## BEGIN Raw data

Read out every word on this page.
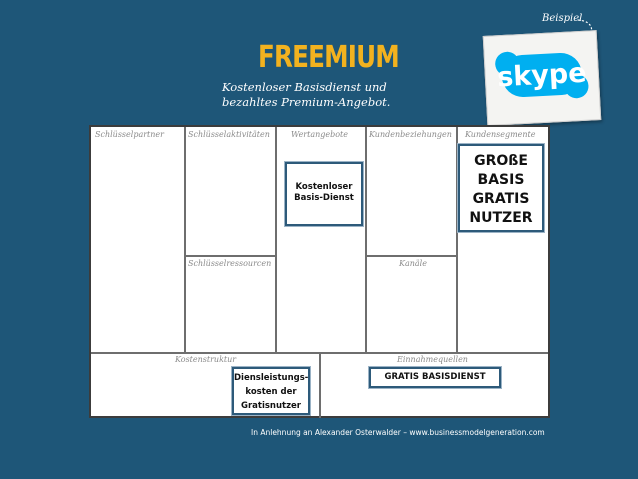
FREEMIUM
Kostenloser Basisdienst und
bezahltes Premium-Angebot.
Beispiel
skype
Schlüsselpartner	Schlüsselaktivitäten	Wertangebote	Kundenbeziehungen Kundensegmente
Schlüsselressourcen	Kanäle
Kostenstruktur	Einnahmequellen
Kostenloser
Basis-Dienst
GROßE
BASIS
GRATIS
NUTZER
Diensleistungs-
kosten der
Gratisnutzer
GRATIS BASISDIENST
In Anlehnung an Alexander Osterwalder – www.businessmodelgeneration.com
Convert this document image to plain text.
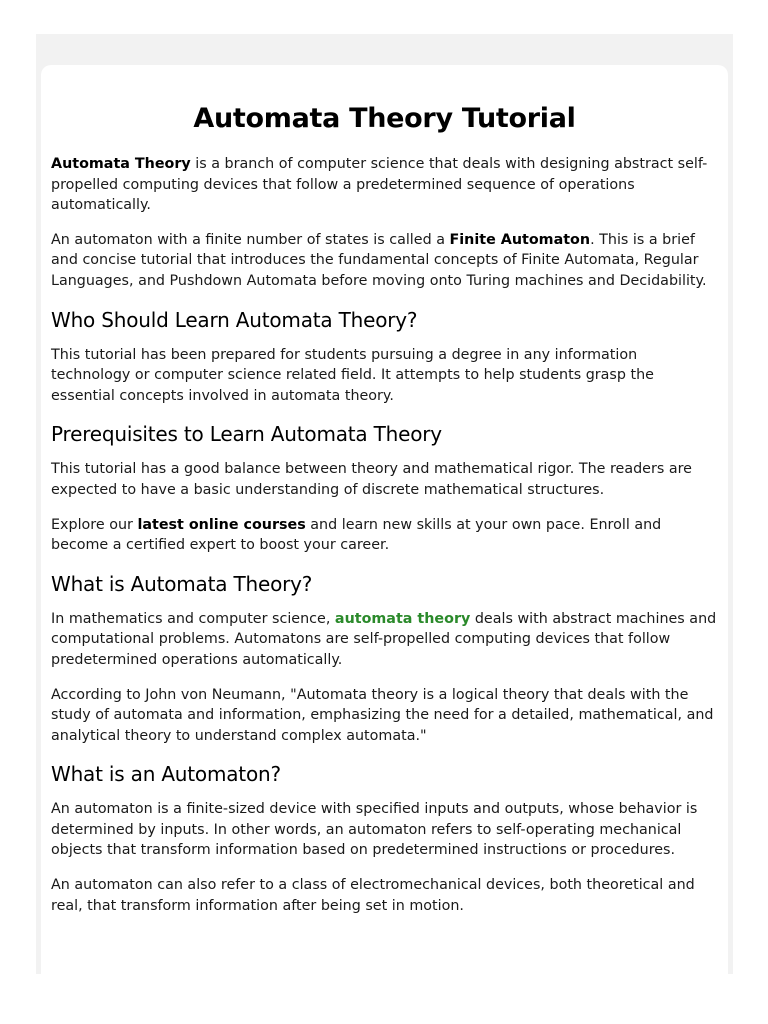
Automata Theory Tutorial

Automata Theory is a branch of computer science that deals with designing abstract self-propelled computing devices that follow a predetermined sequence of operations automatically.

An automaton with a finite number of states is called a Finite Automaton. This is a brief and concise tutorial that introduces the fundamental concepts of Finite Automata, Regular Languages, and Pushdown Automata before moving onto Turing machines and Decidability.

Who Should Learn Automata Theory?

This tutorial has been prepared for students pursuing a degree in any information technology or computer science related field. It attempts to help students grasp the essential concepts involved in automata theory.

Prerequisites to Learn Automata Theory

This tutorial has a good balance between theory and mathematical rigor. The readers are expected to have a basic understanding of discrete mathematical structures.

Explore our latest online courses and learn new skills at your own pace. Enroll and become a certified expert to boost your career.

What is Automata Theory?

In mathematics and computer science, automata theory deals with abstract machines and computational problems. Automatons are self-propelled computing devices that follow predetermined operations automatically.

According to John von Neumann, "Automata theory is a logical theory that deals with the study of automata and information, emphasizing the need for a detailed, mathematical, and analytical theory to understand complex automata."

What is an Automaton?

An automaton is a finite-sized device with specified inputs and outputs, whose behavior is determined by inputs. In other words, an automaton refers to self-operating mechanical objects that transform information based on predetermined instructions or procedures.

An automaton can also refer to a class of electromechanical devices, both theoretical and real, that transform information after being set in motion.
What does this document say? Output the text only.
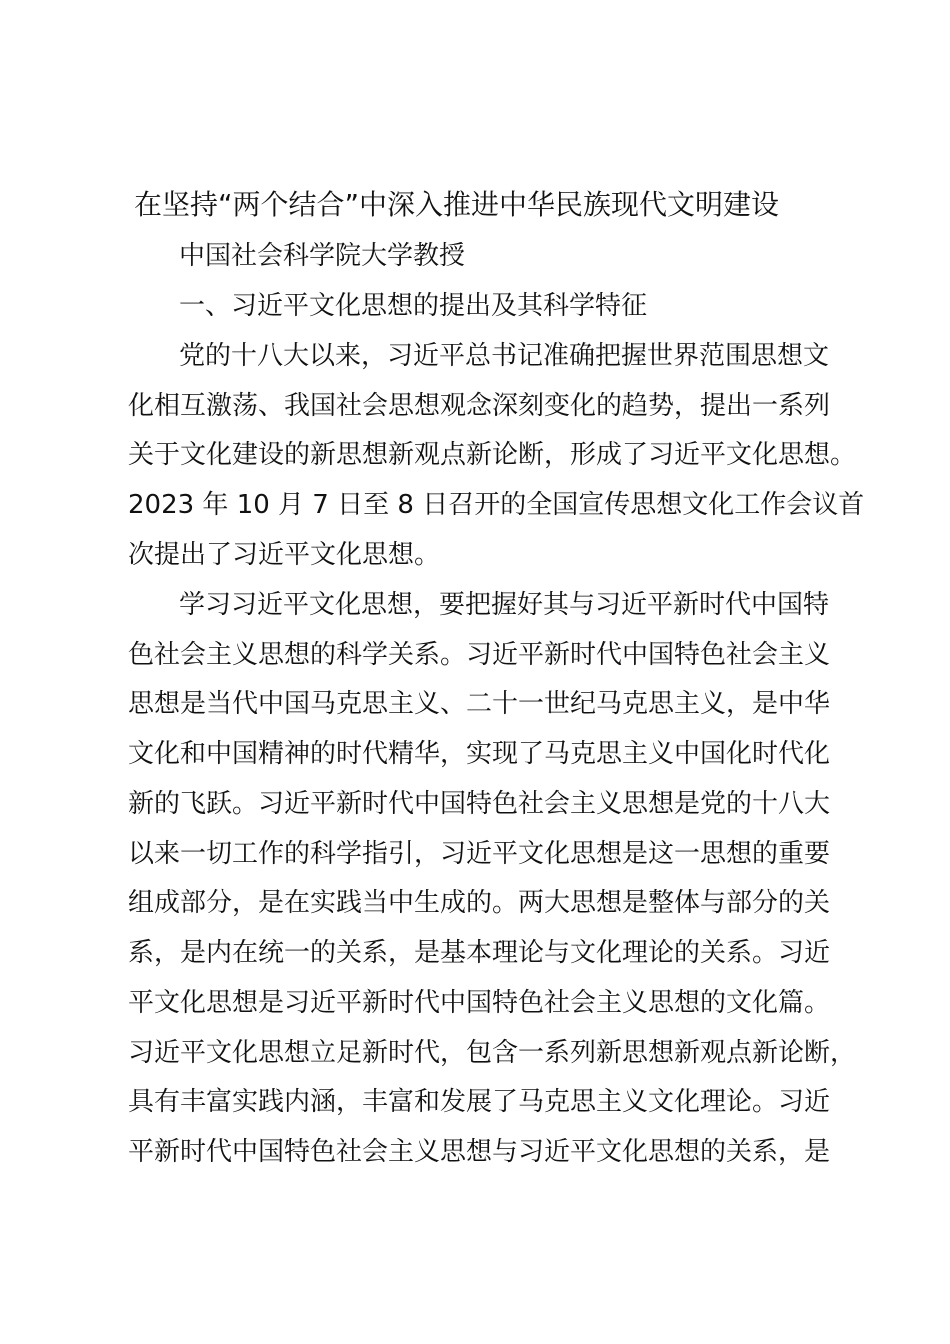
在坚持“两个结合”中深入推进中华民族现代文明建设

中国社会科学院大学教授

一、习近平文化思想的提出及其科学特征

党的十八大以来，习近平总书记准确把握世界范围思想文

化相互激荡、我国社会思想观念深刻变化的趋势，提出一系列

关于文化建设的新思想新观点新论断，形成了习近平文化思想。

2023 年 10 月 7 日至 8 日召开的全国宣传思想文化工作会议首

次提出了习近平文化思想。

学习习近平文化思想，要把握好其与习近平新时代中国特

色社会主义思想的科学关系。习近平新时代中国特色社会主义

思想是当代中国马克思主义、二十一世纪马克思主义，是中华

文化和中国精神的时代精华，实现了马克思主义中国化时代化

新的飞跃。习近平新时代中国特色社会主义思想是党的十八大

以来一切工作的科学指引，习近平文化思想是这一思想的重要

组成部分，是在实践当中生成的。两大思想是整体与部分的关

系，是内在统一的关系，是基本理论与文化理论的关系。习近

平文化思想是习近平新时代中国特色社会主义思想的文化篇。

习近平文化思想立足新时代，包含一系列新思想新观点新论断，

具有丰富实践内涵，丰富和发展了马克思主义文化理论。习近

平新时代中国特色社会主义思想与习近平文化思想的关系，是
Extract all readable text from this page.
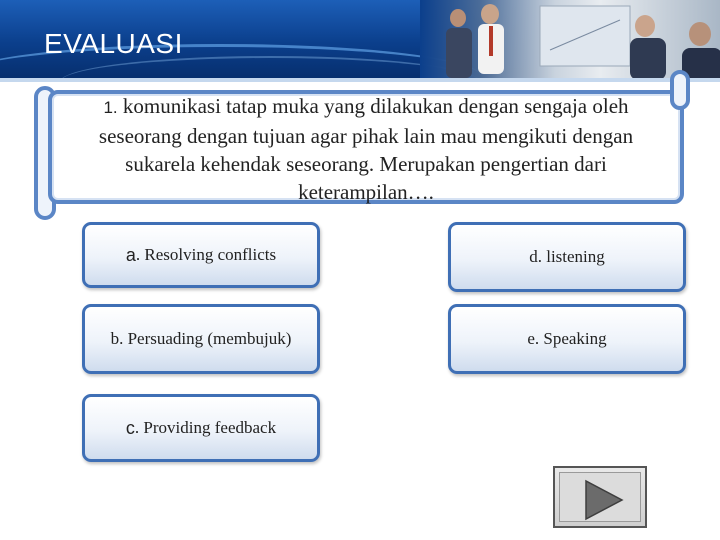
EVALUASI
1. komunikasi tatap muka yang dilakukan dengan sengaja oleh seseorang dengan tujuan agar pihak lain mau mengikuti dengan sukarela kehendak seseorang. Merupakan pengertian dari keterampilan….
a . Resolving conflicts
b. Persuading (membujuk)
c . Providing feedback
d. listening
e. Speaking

## END Raw data

— Instructions for the task —
Note how many lines in the material hold the word "page", and give that number with nothing added.

— Solution —
2